Using the listing below, select the lines with the word "JSON" and copy them.

Collected data
────────

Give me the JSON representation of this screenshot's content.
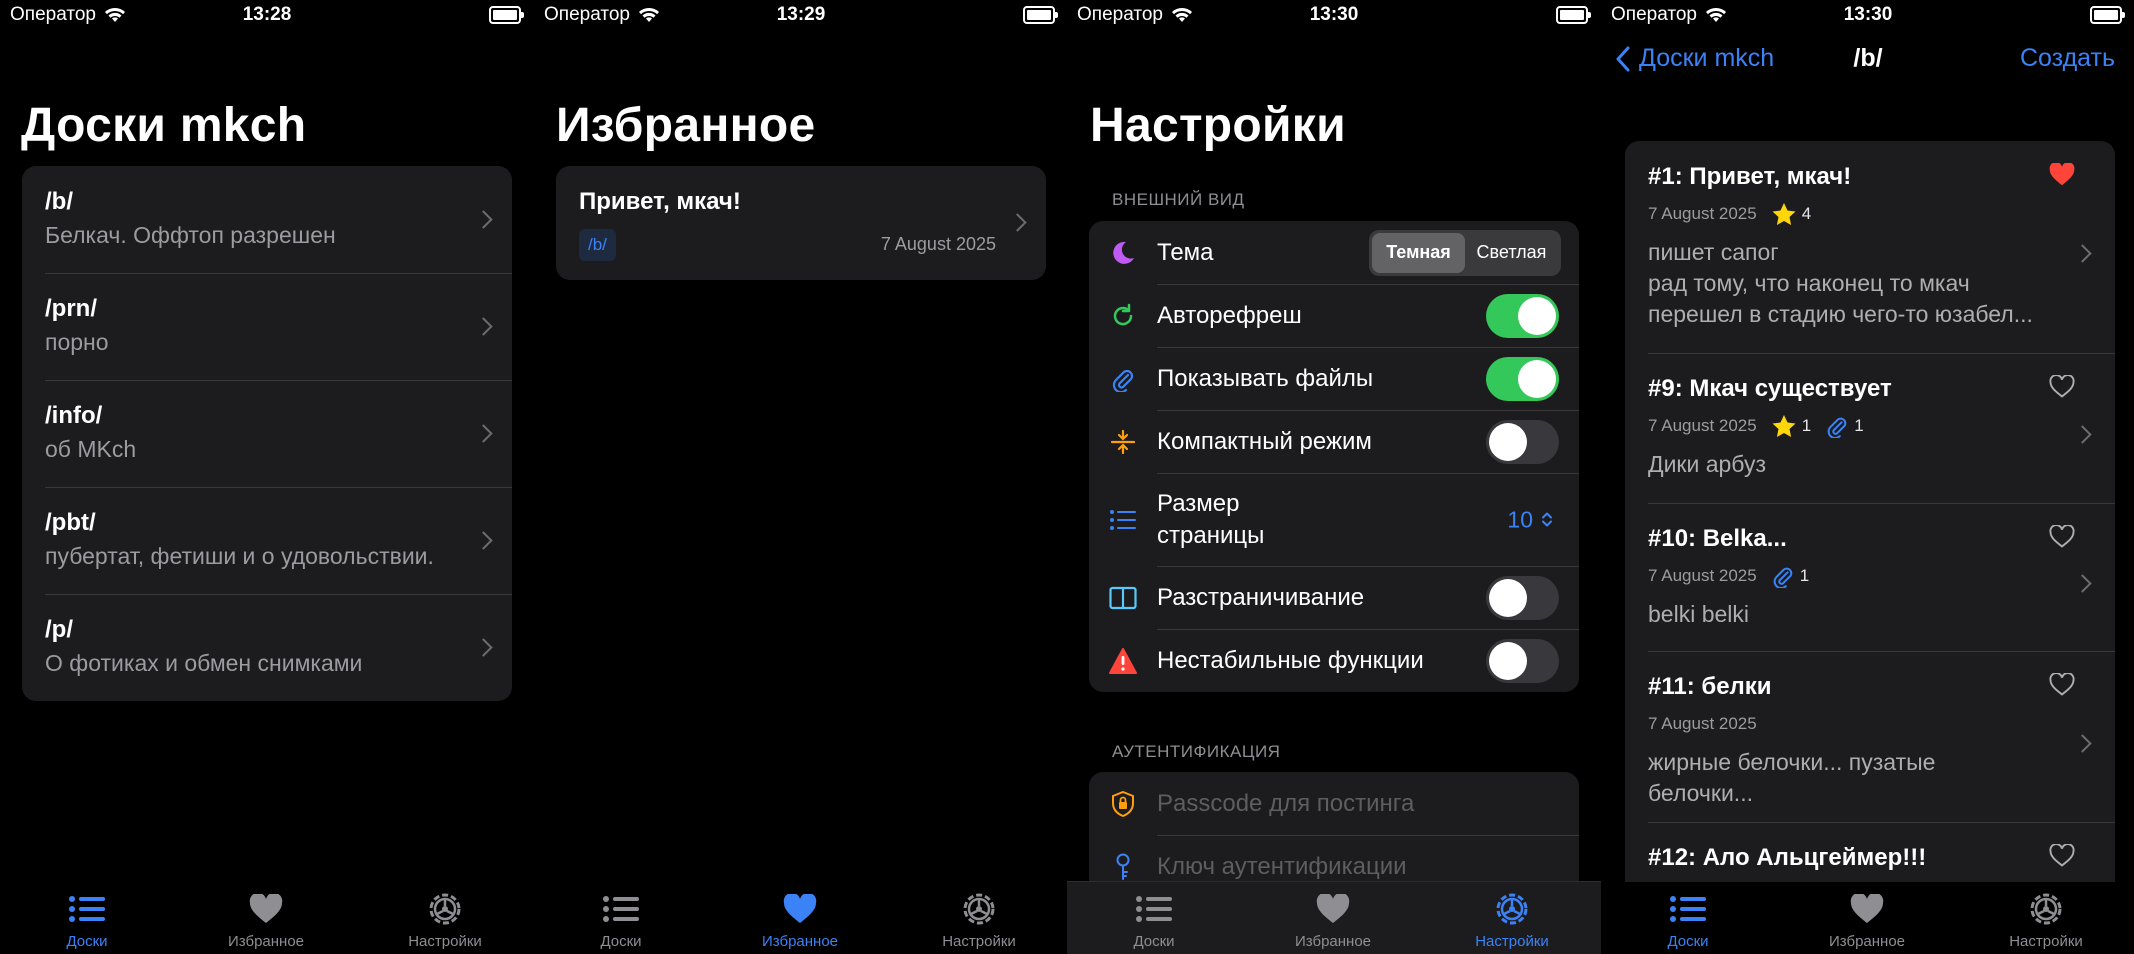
{
  "colors": {
    "accent": "#3b82f6",
    "toggle_on": "#34c759",
    "heart_fill": "#ff453a",
    "card_bg": "#1c1c1e"
  },
  "status": {
    "carrier": "Оператор",
    "times": [
      "13:28",
      "13:29",
      "13:30",
      "13:30"
    ]
  },
  "tabs": [
    "Доски",
    "Избранное",
    "Настройки"
  ],
  "boards_screen": {
    "title": "Доски mkch",
    "boards": [
      {
        "code": "/b/",
        "desc": "Белкач. Оффтоп разрешен"
      },
      {
        "code": "/prn/",
        "desc": "порно"
      },
      {
        "code": "/info/",
        "desc": "об MKch"
      },
      {
        "code": "/pbt/",
        "desc": "пубертат, фетиши и о удовольствии."
      },
      {
        "code": "/p/",
        "desc": "О фотиках и обмен снимками"
      }
    ]
  },
  "favorites_screen": {
    "title": "Избранное",
    "item": {
      "title": "Привет, мкач!",
      "tag": "/b/",
      "date": "7 August 2025"
    }
  },
  "settings_screen": {
    "title": "Настройки",
    "appearance_header": "ВНЕШНИЙ ВИД",
    "theme_label": "Тема",
    "theme_options": [
      "Темная",
      "Светлая"
    ],
    "theme_selected": "Темная",
    "autorefresh_label": "Авторефреш",
    "autorefresh_on": true,
    "show_files_label": "Показывать файлы",
    "show_files_on": true,
    "compact_label": "Компактный режим",
    "compact_on": false,
    "page_size_label": "Размер\nстраницы",
    "page_size_value": "10",
    "pagination_label": "Разстраничивание",
    "pagination_on": false,
    "unstable_label": "Нестабильные функции",
    "unstable_on": false,
    "auth_header": "АУТЕНТИФИКАЦИЯ",
    "passcode_label": "Passcode для постинга",
    "auth_key_label": "Ключ аутентификации"
  },
  "threads_screen": {
    "back_label": "Доски mkch",
    "title": "/b/",
    "action_label": "Создать",
    "threads": [
      {
        "title": "#1: Привет, мкач!",
        "date": "7 August 2025",
        "stars": "4",
        "files": null,
        "favorited": true,
        "body": "пишет сапог\nрад тому, что наконец то мкач\nперешел в стадию чего-то юзабел..."
      },
      {
        "title": "#9: Мкач существует",
        "date": "7 August 2025",
        "stars": "1",
        "files": "1",
        "favorited": false,
        "body": "Дики арбуз"
      },
      {
        "title": "#10: Belka...",
        "date": "7 August 2025",
        "stars": null,
        "files": "1",
        "favorited": false,
        "body": "belki belki"
      },
      {
        "title": "#11: белки",
        "date": "7 August 2025",
        "stars": null,
        "files": null,
        "favorited": false,
        "body": "жирные белочки... пузатые\nбелочки..."
      },
      {
        "title": "#12: Ало Альцгеймер!!!",
        "date": "",
        "stars": null,
        "files": null,
        "favorited": false,
        "body": ""
      }
    ]
  }
}
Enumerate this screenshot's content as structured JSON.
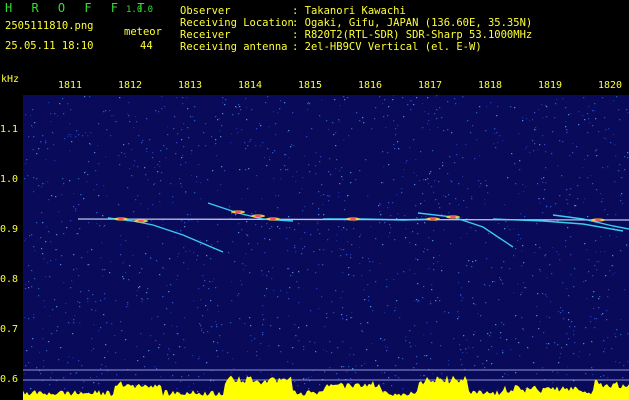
{
  "header": {
    "logo": "H R O F F T",
    "version": "1.0.0",
    "filename": "2505111810.png",
    "datetime": "25.05.11 18:10",
    "meteor_label": "meteor",
    "meteor_count": "44"
  },
  "info": {
    "observer_label": "Observer",
    "observer_value": ": Takanori Kawachi",
    "location_label": "Receiving Location",
    "location_value": ": Ogaki, Gifu, JAPAN (136.60E, 35.35N)",
    "receiver_label": "Receiver",
    "receiver_value": ": R820T2(RTL-SDR) SDR-Sharp 53.1000MHz",
    "antenna_label": "Receiving antenna",
    "antenna_value": ": 2el-HB9CV Vertical (el. E-W)"
  },
  "spectrogram": {
    "y_unit": "kHz",
    "x_ticks": [
      "1811",
      "1812",
      "1813",
      "1814",
      "1815",
      "1816",
      "1817",
      "1818",
      "1819",
      "1820"
    ],
    "y_ticks": [
      "1.1",
      "1.0",
      "0.9",
      "0.8",
      "0.7",
      "0.6"
    ],
    "colors": {
      "background": "#0a0a5a",
      "carrier": "#d8e8ff",
      "echo_hot": "#ff5060",
      "echo_warm": "#ffd040",
      "echo_cool": "#40e0ff",
      "level": "#ffff00"
    }
  }
}
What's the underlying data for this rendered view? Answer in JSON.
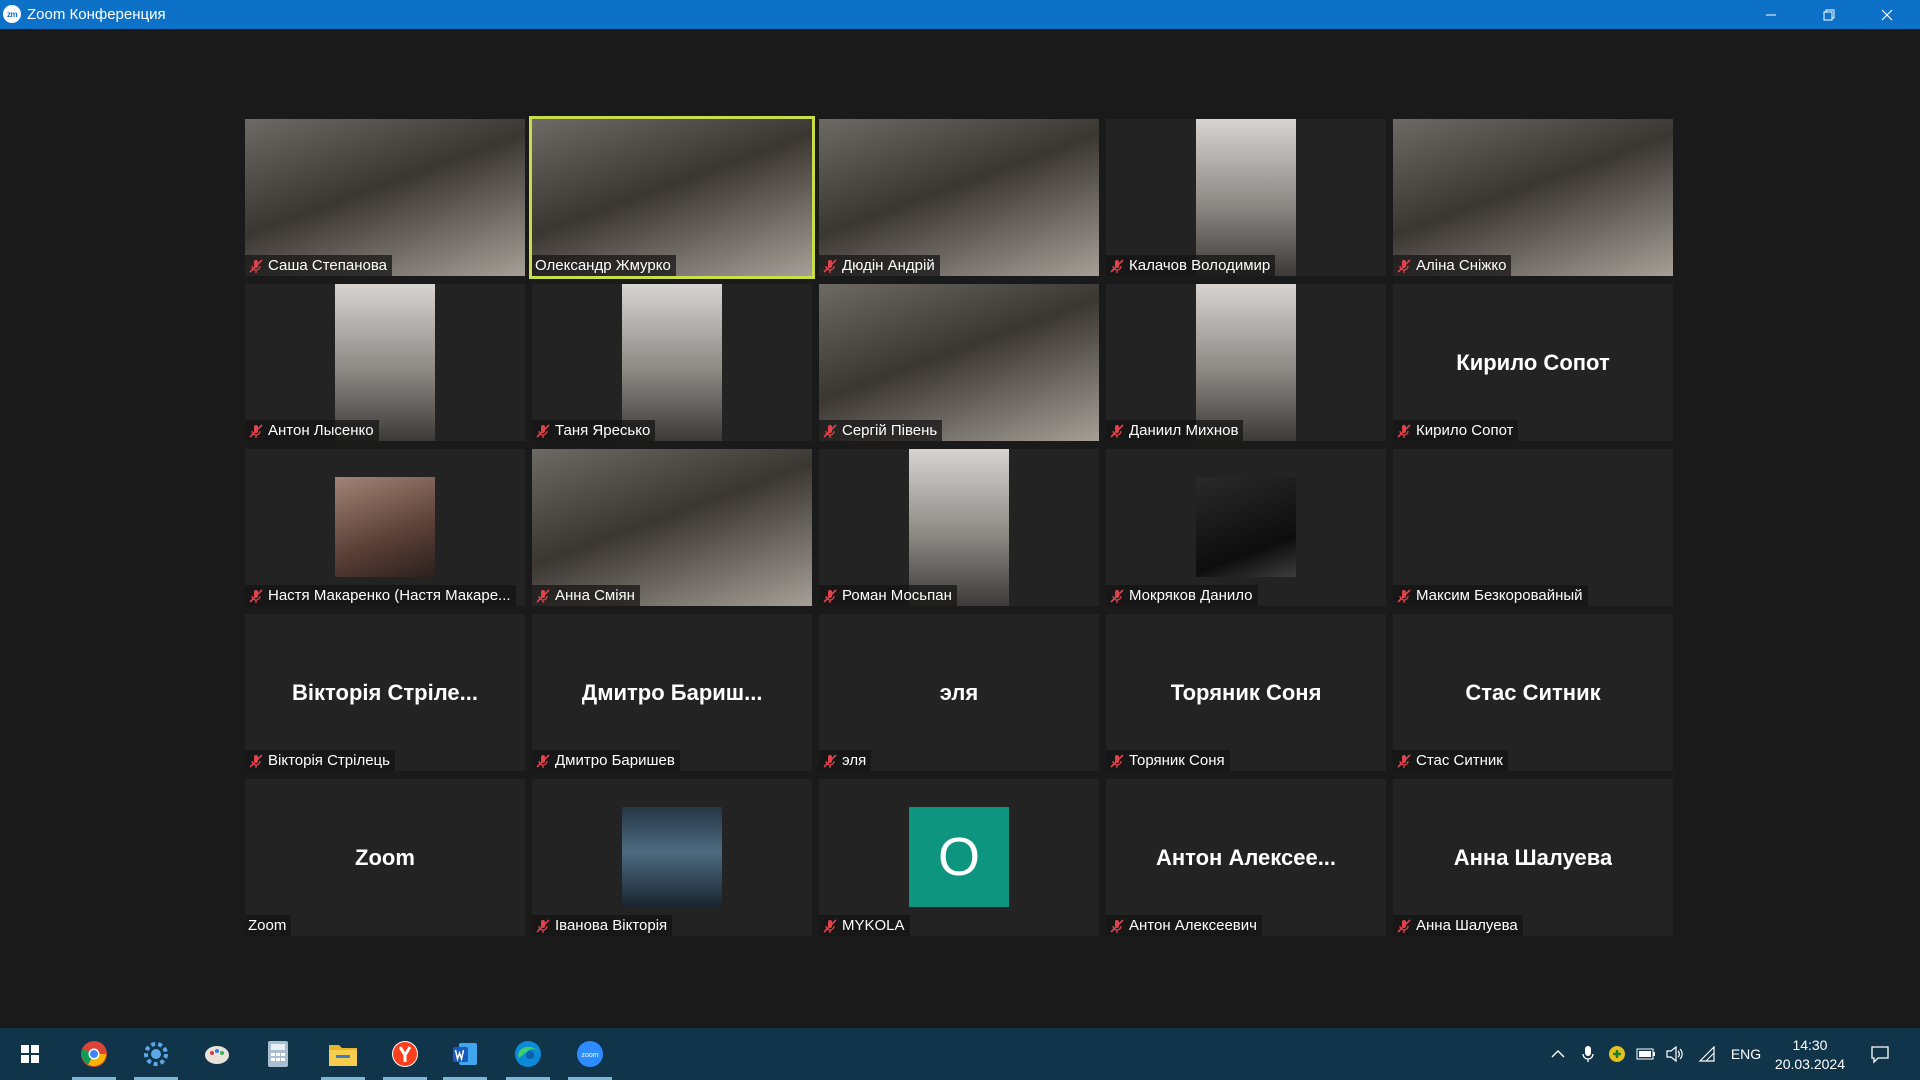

────────

# [Answer to this problem]
Give me the JSON representation of this screenshot's content.
Enumerate this screenshot's content as structured JSON.
What's the underlying data for this rendered view? Answer in JSON.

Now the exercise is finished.